Work to be completed |
Copy each line where the word "approximation" occurs.

━━ Supplied records ━━

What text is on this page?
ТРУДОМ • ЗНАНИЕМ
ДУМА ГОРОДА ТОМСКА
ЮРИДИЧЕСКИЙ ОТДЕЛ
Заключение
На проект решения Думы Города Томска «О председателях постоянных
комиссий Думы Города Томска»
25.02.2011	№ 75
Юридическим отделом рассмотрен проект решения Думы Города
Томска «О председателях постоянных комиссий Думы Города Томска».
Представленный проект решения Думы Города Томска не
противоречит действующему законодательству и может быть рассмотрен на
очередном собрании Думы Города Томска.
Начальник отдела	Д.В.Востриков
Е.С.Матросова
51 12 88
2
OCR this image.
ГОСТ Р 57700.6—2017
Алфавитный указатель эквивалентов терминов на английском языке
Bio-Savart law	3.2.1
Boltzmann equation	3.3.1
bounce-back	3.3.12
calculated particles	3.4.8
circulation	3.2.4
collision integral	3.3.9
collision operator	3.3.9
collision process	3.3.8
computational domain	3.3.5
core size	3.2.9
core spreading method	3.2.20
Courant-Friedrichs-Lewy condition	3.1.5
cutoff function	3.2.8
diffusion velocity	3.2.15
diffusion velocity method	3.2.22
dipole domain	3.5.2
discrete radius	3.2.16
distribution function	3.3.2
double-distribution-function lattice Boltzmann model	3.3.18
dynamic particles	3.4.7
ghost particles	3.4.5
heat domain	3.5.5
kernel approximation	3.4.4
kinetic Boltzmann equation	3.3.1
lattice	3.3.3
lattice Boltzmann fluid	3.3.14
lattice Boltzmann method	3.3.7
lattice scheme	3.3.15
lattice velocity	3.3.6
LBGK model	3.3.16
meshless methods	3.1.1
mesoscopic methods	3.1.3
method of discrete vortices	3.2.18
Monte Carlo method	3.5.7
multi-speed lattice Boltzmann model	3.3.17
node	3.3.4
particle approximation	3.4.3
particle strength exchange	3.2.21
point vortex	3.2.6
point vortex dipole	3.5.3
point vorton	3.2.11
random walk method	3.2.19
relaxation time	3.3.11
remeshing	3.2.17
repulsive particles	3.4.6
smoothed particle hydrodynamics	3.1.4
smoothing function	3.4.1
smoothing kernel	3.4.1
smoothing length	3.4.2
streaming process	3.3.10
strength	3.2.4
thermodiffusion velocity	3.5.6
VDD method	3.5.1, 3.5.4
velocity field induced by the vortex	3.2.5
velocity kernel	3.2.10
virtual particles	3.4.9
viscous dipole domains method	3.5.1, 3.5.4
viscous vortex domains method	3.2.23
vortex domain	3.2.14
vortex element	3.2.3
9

━━━

The answer |
kernel approximation	3.4.4
particle approximation	3.4.3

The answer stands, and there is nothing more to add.